═════ Stored data ═════
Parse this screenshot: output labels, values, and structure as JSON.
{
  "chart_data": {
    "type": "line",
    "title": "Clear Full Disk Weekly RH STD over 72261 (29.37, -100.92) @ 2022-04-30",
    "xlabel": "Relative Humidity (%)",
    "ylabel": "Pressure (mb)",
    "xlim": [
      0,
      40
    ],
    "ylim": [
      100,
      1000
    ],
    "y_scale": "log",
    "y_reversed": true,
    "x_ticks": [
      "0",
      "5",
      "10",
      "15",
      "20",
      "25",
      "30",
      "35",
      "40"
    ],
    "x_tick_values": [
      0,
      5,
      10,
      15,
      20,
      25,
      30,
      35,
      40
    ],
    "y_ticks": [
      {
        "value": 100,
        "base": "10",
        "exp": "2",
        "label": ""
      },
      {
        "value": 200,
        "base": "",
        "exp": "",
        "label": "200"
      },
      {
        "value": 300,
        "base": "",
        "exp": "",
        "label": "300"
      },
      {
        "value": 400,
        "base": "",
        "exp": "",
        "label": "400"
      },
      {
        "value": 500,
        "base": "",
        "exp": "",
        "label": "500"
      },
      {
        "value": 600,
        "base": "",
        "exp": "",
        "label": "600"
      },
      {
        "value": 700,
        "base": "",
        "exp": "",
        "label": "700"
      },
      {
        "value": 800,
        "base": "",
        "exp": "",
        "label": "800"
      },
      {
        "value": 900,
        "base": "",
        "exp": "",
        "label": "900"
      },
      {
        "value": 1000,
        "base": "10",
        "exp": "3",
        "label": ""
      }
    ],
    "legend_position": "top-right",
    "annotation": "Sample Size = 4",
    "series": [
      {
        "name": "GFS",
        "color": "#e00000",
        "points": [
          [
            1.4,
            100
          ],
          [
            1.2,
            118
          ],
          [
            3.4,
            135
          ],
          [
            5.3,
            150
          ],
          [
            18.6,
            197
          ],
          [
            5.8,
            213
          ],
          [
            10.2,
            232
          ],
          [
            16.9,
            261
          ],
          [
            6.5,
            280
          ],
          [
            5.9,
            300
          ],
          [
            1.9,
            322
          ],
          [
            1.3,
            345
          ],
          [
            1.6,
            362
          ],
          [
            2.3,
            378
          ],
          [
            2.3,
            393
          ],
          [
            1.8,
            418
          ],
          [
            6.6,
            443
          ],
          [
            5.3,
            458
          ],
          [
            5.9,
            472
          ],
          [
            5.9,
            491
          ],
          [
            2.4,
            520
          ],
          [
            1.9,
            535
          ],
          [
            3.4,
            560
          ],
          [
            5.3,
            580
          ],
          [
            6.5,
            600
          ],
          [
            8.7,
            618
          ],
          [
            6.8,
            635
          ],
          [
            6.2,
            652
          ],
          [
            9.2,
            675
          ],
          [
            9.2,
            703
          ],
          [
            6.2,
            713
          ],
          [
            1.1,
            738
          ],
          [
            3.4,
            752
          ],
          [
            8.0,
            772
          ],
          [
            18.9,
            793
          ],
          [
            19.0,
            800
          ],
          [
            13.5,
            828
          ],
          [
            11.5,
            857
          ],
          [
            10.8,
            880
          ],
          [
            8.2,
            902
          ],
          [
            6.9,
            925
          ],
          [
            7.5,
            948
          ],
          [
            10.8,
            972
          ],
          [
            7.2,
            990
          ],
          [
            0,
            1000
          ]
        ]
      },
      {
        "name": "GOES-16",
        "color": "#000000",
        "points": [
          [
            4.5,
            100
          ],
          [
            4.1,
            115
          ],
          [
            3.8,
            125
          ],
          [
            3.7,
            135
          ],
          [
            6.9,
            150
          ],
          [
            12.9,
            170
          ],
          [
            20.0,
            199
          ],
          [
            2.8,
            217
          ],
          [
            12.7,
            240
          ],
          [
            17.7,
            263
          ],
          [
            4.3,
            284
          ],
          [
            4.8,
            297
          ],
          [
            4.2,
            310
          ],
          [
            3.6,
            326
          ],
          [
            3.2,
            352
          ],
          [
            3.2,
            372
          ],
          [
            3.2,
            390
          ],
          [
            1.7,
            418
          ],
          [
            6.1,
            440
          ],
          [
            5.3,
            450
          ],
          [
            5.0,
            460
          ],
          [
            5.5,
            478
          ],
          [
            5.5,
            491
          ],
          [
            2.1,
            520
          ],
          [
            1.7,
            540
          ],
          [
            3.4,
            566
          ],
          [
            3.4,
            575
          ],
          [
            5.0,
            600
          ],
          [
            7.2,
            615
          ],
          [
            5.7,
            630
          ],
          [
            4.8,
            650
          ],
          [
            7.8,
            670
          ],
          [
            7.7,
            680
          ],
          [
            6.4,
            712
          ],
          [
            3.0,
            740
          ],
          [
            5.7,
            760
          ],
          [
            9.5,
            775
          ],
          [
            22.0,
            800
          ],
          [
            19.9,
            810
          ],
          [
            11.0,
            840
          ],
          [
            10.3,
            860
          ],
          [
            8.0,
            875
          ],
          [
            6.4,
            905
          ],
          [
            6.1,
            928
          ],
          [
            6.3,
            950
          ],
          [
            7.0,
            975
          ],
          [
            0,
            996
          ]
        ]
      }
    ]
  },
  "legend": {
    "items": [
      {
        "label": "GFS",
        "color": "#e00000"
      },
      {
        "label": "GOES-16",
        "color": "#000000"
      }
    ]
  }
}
═════
# What to produce
Retype the entries exactly, including every line.

# Worked solution
Parse this screenshot: output labels, values, and structure as JSON.
{
  "chart_data": {
    "type": "line",
    "title": "Clear Full Disk Weekly RH STD over 72261 (29.37, -100.92) @ 2022-04-30",
    "xlabel": "Relative Humidity (%)",
    "ylabel": "Pressure (mb)",
    "xlim": [
      0,
      40
    ],
    "ylim": [
      100,
      1000
    ],
    "y_scale": "log",
    "y_reversed": true,
    "x_ticks": [
      "0",
      "5",
      "10",
      "15",
      "20",
      "25",
      "30",
      "35",
      "40"
    ],
    "x_tick_values": [
      0,
      5,
      10,
      15,
      20,
      25,
      30,
      35,
      40
    ],
    "y_ticks": [
      {
        "value": 100,
        "base": "10",
        "exp": "2",
        "label": ""
      },
      {
        "value": 200,
        "base": "",
        "exp": "",
        "label": "200"
      },
      {
        "value": 300,
        "base": "",
        "exp": "",
        "label": "300"
      },
      {
        "value": 400,
        "base": "",
        "exp": "",
        "label": "400"
      },
      {
        "value": 500,
        "base": "",
        "exp": "",
        "label": "500"
      },
      {
        "value": 600,
        "base": "",
        "exp": "",
        "label": "600"
      },
      {
        "value": 700,
        "base": "",
        "exp": "",
        "label": "700"
      },
      {
        "value": 800,
        "base": "",
        "exp": "",
        "label": "800"
      },
      {
        "value": 900,
        "base": "",
        "exp": "",
        "label": "900"
      },
      {
        "value": 1000,
        "base": "10",
        "exp": "3",
        "label": ""
      }
    ],
    "legend_position": "top-right",
    "annotation": "Sample Size = 4",
    "series": [
      {
        "name": "GFS",
        "color": "#e00000",
        "points": [
          [
            1.4,
            100
          ],
          [
            1.2,
            118
          ],
          [
            3.4,
            135
          ],
          [
            5.3,
            150
          ],
          [
            18.6,
            197
          ],
          [
            5.8,
            213
          ],
          [
            10.2,
            232
          ],
          [
            16.9,
            261
          ],
          [
            6.5,
            280
          ],
          [
            5.9,
            300
          ],
          [
            1.9,
            322
          ],
          [
            1.3,
            345
          ],
          [
            1.6,
            362
          ],
          [
            2.3,
            378
          ],
          [
            2.3,
            393
          ],
          [
            1.8,
            418
          ],
          [
            6.6,
            443
          ],
          [
            5.3,
            458
          ],
          [
            5.9,
            472
          ],
          [
            5.9,
            491
          ],
          [
            2.4,
            520
          ],
          [
            1.9,
            535
          ],
          [
            3.4,
            560
          ],
          [
            5.3,
            580
          ],
          [
            6.5,
            600
          ],
          [
            8.7,
            618
          ],
          [
            6.8,
            635
          ],
          [
            6.2,
            652
          ],
          [
            9.2,
            675
          ],
          [
            9.2,
            703
          ],
          [
            6.2,
            713
          ],
          [
            1.1,
            738
          ],
          [
            3.4,
            752
          ],
          [
            8.0,
            772
          ],
          [
            18.9,
            793
          ],
          [
            19.0,
            800
          ],
          [
            13.5,
            828
          ],
          [
            11.5,
            857
          ],
          [
            10.8,
            880
          ],
          [
            8.2,
            902
          ],
          [
            6.9,
            925
          ],
          [
            7.5,
            948
          ],
          [
            10.8,
            972
          ],
          [
            7.2,
            990
          ],
          [
            0,
            1000
          ]
        ]
      },
      {
        "name": "GOES-16",
        "color": "#000000",
        "points": [
          [
            4.5,
            100
          ],
          [
            4.1,
            115
          ],
          [
            3.8,
            125
          ],
          [
            3.7,
            135
          ],
          [
            6.9,
            150
          ],
          [
            12.9,
            170
          ],
          [
            20.0,
            199
          ],
          [
            2.8,
            217
          ],
          [
            12.7,
            240
          ],
          [
            17.7,
            263
          ],
          [
            4.3,
            284
          ],
          [
            4.8,
            297
          ],
          [
            4.2,
            310
          ],
          [
            3.6,
            326
          ],
          [
            3.2,
            352
          ],
          [
            3.2,
            372
          ],
          [
            3.2,
            390
          ],
          [
            1.7,
            418
          ],
          [
            6.1,
            440
          ],
          [
            5.3,
            450
          ],
          [
            5.0,
            460
          ],
          [
            5.5,
            478
          ],
          [
            5.5,
            491
          ],
          [
            2.1,
            520
          ],
          [
            1.7,
            540
          ],
          [
            3.4,
            566
          ],
          [
            3.4,
            575
          ],
          [
            5.0,
            600
          ],
          [
            7.2,
            615
          ],
          [
            5.7,
            630
          ],
          [
            4.8,
            650
          ],
          [
            7.8,
            670
          ],
          [
            7.7,
            680
          ],
          [
            6.4,
            712
          ],
          [
            3.0,
            740
          ],
          [
            5.7,
            760
          ],
          [
            9.5,
            775
          ],
          [
            22.0,
            800
          ],
          [
            19.9,
            810
          ],
          [
            11.0,
            840
          ],
          [
            10.3,
            860
          ],
          [
            8.0,
            875
          ],
          [
            6.4,
            905
          ],
          [
            6.1,
            928
          ],
          [
            6.3,
            950
          ],
          [
            7.0,
            975
          ],
          [
            0,
            996
          ]
        ]
      }
    ]
  },
  "legend": {
    "items": [
      {
        "label": "GFS",
        "color": "#e00000"
      },
      {
        "label": "GOES-16",
        "color": "#000000"
      }
    ]
  }
}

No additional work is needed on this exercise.